- **Problem statement**: Please list all lines of the material below in which the string "Corsair" occurs.

- **Supplied records**:

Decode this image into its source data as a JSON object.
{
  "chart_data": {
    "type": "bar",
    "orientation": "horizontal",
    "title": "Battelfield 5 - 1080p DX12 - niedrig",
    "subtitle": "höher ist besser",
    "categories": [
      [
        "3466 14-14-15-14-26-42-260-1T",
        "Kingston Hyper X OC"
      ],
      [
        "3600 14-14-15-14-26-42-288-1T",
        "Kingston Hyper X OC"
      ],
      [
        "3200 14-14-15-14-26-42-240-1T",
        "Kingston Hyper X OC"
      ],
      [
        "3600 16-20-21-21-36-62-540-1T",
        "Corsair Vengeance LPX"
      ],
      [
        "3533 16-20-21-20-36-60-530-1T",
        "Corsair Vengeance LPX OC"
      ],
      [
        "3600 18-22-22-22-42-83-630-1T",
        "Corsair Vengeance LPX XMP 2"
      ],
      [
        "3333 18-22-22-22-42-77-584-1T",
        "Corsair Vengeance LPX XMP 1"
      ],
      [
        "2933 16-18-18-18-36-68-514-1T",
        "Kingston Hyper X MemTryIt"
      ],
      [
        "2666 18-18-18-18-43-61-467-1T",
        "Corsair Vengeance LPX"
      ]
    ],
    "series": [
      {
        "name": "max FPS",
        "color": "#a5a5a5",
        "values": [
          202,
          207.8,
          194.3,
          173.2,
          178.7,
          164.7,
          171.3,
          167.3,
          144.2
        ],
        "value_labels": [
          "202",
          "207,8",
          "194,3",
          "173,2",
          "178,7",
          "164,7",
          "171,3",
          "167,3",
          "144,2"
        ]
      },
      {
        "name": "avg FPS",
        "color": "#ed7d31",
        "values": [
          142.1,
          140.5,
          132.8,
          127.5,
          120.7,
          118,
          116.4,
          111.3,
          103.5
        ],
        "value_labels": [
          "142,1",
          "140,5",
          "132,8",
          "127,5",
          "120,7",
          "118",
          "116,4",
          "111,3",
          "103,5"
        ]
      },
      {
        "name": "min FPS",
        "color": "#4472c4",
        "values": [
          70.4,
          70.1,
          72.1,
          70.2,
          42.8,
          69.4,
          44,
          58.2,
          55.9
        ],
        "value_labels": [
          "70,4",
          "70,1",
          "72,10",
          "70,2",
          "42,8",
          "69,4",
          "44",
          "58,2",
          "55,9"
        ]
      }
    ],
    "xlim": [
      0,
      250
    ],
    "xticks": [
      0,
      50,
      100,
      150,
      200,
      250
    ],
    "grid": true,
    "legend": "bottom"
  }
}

- **Answer for the task**:
        "Corsair Vengeance LPX"
        "Corsair Vengeance LPX OC"
        "Corsair Vengeance LPX XMP 2"
        "Corsair Vengeance LPX XMP 1"
        "Corsair Vengeance LPX"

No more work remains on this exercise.